Check each line of the material below for "their", then copy the ones that contain it.

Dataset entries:
___
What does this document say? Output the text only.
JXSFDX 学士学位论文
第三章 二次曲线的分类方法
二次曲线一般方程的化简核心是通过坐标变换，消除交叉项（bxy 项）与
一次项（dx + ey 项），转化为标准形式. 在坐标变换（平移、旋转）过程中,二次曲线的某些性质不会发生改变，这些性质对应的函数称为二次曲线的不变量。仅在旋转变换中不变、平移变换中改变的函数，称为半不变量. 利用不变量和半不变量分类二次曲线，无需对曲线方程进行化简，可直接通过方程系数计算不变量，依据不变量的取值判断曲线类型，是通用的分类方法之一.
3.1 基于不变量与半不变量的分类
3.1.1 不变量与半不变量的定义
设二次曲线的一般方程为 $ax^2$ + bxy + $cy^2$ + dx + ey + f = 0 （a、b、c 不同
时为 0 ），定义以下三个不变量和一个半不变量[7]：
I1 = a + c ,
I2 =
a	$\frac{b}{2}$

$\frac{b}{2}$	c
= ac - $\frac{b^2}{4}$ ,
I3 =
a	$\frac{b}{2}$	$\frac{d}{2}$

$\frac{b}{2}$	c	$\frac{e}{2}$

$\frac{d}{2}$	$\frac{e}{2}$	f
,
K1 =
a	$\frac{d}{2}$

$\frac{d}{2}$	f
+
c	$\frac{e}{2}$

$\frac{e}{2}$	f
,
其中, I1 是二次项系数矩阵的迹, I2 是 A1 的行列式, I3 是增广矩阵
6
___
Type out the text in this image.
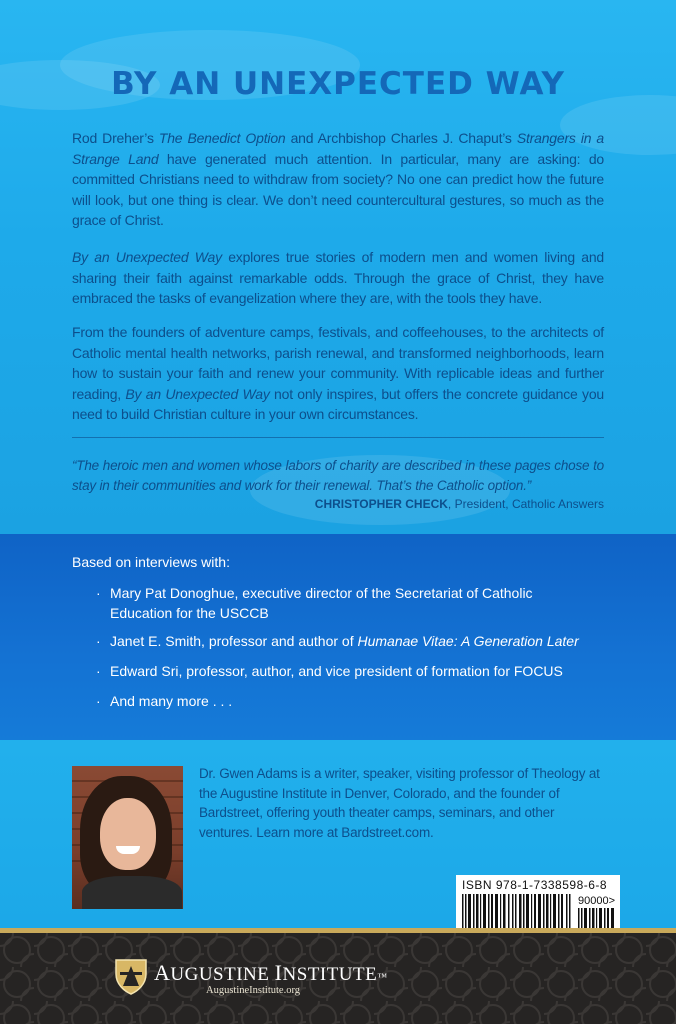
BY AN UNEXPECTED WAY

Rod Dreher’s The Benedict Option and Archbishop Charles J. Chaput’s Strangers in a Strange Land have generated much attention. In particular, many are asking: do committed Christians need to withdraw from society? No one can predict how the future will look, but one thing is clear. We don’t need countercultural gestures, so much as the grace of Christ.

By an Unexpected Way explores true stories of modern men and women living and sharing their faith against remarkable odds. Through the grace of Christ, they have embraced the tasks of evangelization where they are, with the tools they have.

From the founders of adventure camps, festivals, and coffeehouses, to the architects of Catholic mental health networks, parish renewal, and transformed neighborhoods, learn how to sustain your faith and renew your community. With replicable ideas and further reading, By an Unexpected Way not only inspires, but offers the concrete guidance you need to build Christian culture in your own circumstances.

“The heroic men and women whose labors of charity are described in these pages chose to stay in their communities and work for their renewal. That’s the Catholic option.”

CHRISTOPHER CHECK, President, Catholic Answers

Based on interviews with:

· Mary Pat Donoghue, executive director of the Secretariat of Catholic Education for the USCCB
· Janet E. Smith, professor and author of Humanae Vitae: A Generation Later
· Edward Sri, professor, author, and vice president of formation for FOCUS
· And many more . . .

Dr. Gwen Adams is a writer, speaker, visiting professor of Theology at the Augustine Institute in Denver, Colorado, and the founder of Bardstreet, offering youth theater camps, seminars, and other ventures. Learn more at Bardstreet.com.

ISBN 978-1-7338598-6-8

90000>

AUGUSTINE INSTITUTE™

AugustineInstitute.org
___
Output for this exercise:
By an Unexpected Way explores true stories of modern men and women living and sharing their faith against remarkable odds. Through the grace of Christ, they have embraced the tasks of evangelization where they are, with the tools they have.
“The heroic men and women whose labors of charity are described in these pages chose to stay in their communities and work for their renewal. That’s the Catholic option.”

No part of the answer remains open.